[Work order]: Your answer should be the lines of the data below that contain "repeat".

[Records shown]:

*** Block opens ***

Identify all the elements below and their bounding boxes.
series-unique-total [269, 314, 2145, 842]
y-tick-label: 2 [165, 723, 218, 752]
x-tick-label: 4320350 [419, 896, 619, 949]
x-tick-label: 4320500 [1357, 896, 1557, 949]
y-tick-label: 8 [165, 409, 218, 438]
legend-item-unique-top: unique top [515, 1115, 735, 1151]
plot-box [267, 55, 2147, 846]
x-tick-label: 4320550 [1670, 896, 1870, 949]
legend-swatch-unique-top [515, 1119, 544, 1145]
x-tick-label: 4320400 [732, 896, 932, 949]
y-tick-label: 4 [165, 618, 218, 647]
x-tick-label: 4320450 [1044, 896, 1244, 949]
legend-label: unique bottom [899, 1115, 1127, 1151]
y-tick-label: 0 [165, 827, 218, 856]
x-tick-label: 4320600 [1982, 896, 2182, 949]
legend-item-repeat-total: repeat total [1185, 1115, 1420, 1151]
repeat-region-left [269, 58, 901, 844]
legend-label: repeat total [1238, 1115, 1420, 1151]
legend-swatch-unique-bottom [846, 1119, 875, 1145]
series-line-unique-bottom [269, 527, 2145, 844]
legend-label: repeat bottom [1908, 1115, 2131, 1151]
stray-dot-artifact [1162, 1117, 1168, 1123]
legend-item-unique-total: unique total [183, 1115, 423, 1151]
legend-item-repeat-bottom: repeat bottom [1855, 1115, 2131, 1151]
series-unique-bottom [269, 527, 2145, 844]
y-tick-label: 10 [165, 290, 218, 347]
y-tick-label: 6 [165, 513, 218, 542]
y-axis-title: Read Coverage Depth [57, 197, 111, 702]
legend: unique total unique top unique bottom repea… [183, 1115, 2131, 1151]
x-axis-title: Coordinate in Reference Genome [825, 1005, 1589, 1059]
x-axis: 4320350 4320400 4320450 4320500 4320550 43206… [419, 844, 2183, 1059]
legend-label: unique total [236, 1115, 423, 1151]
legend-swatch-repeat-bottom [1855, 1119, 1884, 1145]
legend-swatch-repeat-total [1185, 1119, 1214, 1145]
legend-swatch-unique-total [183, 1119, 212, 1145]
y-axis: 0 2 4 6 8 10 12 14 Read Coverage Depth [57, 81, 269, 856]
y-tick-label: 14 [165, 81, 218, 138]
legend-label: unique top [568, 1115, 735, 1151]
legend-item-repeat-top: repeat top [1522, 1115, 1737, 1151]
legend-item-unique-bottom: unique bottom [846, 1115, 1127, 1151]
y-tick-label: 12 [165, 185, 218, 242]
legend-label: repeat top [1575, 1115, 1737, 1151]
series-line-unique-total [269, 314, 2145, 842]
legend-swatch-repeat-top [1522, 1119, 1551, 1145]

*** Block closes ***

[Solution for this problem]:
legend-item-repeat-total: repeat total [1185, 1115, 1420, 1151]
repeat-region-left [269, 58, 901, 844]
legend-label: repeat total [1238, 1115, 1420, 1151]
legend-label: repeat bottom [1908, 1115, 2131, 1151]
legend-item-repeat-bottom: repeat bottom [1855, 1115, 2131, 1151]
legend-swatch-repeat-bottom [1855, 1119, 1884, 1145]
legend-swatch-repeat-total [1185, 1119, 1214, 1145]
legend-item-repeat-top: repeat top [1522, 1115, 1737, 1151]
legend-label: repeat top [1575, 1115, 1737, 1151]
legend-swatch-repeat-top [1522, 1119, 1551, 1145]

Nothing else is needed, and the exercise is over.